(Extracted records)
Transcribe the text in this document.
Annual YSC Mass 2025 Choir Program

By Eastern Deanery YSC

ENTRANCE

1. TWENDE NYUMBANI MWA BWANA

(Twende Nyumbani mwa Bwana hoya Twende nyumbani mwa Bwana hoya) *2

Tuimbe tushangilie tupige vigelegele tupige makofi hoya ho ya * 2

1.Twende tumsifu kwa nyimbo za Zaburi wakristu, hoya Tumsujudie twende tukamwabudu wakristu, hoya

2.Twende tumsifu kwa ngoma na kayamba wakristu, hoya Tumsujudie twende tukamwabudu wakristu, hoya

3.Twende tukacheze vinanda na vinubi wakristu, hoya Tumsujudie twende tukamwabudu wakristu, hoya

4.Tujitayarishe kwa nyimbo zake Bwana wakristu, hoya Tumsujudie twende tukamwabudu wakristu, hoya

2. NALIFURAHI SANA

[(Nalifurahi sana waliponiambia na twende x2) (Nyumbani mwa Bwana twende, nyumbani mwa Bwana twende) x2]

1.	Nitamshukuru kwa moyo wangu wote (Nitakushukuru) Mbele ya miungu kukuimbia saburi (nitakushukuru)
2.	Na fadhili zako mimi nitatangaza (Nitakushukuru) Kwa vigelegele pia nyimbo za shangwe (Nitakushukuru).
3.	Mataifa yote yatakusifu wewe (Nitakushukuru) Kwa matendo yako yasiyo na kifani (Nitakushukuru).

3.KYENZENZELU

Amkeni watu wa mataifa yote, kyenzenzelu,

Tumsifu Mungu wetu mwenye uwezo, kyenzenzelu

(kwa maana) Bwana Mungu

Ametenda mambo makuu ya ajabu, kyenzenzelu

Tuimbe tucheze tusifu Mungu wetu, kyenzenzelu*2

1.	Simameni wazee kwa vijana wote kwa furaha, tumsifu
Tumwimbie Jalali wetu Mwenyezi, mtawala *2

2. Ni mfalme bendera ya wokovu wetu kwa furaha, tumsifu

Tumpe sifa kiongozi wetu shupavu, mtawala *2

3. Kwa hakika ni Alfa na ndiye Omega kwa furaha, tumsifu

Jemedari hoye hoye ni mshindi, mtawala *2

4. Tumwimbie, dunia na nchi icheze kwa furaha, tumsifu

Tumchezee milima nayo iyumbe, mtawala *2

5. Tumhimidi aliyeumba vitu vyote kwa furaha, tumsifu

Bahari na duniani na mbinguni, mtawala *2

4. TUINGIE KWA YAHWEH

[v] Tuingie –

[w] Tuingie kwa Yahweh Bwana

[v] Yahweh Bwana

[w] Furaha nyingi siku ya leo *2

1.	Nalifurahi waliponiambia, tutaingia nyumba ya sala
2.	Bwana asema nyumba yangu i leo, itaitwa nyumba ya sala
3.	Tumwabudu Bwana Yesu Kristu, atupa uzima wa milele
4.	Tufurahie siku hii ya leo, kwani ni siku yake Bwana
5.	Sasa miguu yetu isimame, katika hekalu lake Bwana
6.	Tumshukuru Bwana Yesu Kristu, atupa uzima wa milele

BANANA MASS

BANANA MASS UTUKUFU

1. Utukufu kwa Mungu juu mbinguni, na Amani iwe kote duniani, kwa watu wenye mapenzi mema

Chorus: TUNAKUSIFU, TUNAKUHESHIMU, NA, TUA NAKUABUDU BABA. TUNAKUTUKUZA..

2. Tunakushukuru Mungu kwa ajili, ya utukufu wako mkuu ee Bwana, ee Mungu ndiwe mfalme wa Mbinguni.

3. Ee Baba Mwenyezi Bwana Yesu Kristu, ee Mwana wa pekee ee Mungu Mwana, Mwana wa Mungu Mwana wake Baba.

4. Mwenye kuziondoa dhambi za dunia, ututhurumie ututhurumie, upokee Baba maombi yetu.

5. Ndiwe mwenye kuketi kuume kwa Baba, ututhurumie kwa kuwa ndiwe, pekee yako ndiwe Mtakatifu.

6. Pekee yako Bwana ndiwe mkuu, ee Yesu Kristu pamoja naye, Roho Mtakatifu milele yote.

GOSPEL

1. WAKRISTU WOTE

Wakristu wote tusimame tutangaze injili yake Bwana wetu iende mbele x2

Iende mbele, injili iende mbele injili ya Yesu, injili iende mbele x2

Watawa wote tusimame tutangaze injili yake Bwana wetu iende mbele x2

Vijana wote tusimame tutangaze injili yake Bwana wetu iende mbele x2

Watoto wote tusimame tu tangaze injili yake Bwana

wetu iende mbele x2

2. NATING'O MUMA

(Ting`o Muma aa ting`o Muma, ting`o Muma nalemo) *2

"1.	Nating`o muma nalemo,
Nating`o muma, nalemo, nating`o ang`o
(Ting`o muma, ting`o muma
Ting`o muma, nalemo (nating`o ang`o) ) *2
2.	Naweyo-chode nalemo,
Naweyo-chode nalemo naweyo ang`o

WORK TO DO: Give the entries once more, exactly as they appear.

TASK SOLUTION:
Transcribe the text in this document.
Annual YSC Mass 2025 Choir Program

By Eastern Deanery YSC

ENTRANCE

1. TWENDE NYUMBANI MWA BWANA

(Twende Nyumbani mwa Bwana hoya Twende nyumbani mwa Bwana hoya) *2

Tuimbe tushangilie tupige vigelegele tupige makofi hoya ho ya * 2

1.Twende tumsifu kwa nyimbo za Zaburi wakristu, hoya Tumsujudie twende tukamwabudu wakristu, hoya

2.Twende tumsifu kwa ngoma na kayamba wakristu, hoya Tumsujudie twende tukamwabudu wakristu, hoya

3.Twende tukacheze vinanda na vinubi wakristu, hoya Tumsujudie twende tukamwabudu wakristu, hoya

4.Tujitayarishe kwa nyimbo zake Bwana wakristu, hoya Tumsujudie twende tukamwabudu wakristu, hoya

2. NALIFURAHI SANA

[(Nalifurahi sana waliponiambia na twende x2) (Nyumbani mwa Bwana twende, nyumbani mwa Bwana twende) x2]

1.	Nitamshukuru kwa moyo wangu wote (Nitakushukuru) Mbele ya miungu kukuimbia saburi (nitakushukuru)
2.	Na fadhili zako mimi nitatangaza (Nitakushukuru) Kwa vigelegele pia nyimbo za shangwe (Nitakushukuru).
3.	Mataifa yote yatakusifu wewe (Nitakushukuru) Kwa matendo yako yasiyo na kifani (Nitakushukuru).

3.KYENZENZELU

Amkeni watu wa mataifa yote, kyenzenzelu,

Tumsifu Mungu wetu mwenye uwezo, kyenzenzelu

(kwa maana) Bwana Mungu

Ametenda mambo makuu ya ajabu, kyenzenzelu

Tuimbe tucheze tusifu Mungu wetu, kyenzenzelu*2

1.	Simameni wazee kwa vijana wote kwa furaha, tumsifu
Tumwimbie Jalali wetu Mwenyezi, mtawala *2

2. Ni mfalme bendera ya wokovu wetu kwa furaha, tumsifu

Tumpe sifa kiongozi wetu shupavu, mtawala *2

3. Kwa hakika ni Alfa na ndiye Omega kwa furaha, tumsifu

Jemedari hoye hoye ni mshindi, mtawala *2

4. Tumwimbie, dunia na nchi icheze kwa furaha, tumsifu

Tumchezee milima nayo iyumbe, mtawala *2

5. Tumhimidi aliyeumba vitu vyote kwa furaha, tumsifu

Bahari na duniani na mbinguni, mtawala *2

4. TUINGIE KWA YAHWEH

[v] Tuingie –

[w] Tuingie kwa Yahweh Bwana

[v] Yahweh Bwana

[w] Furaha nyingi siku ya leo *2

1.	Nalifurahi waliponiambia, tutaingia nyumba ya sala
2.	Bwana asema nyumba yangu i leo, itaitwa nyumba ya sala
3.	Tumwabudu Bwana Yesu Kristu, atupa uzima wa milele
4.	Tufurahie siku hii ya leo, kwani ni siku yake Bwana
5.	Sasa miguu yetu isimame, katika hekalu lake Bwana
6.	Tumshukuru Bwana Yesu Kristu, atupa uzima wa milele

BANANA MASS

BANANA MASS UTUKUFU

1. Utukufu kwa Mungu juu mbinguni, na Amani iwe kote duniani, kwa watu wenye mapenzi mema

Chorus: TUNAKUSIFU, TUNAKUHESHIMU, NA, TUA NAKUABUDU BABA. TUNAKUTUKUZA..

2. Tunakushukuru Mungu kwa ajili, ya utukufu wako mkuu ee Bwana, ee Mungu ndiwe mfalme wa Mbinguni.

3. Ee Baba Mwenyezi Bwana Yesu Kristu, ee Mwana wa pekee ee Mungu Mwana, Mwana wa Mungu Mwana wake Baba.

4. Mwenye kuziondoa dhambi za dunia, ututhurumie ututhurumie, upokee Baba maombi yetu.

5. Ndiwe mwenye kuketi kuume kwa Baba, ututhurumie kwa kuwa ndiwe, pekee yako ndiwe Mtakatifu.

6. Pekee yako Bwana ndiwe mkuu, ee Yesu Kristu pamoja naye, Roho Mtakatifu milele yote.

GOSPEL

1. WAKRISTU WOTE

Wakristu wote tusimame tutangaze injili yake Bwana wetu iende mbele x2

Iende mbele, injili iende mbele injili ya Yesu, injili iende mbele x2

Watawa wote tusimame tutangaze injili yake Bwana wetu iende mbele x2

Vijana wote tusimame tutangaze injili yake Bwana wetu iende mbele x2

Watoto wote tusimame tu tangaze injili yake Bwana

wetu iende mbele x2

2. NATING'O MUMA

(Ting`o Muma aa ting`o Muma, ting`o Muma nalemo) *2

"1.	Nating`o muma nalemo,
Nating`o muma, nalemo, nating`o ang`o
(Ting`o muma, ting`o muma
Ting`o muma, nalemo (nating`o ang`o) ) *2
2.	Naweyo-chode nalemo,
Naweyo-chode nalemo naweyo ang`o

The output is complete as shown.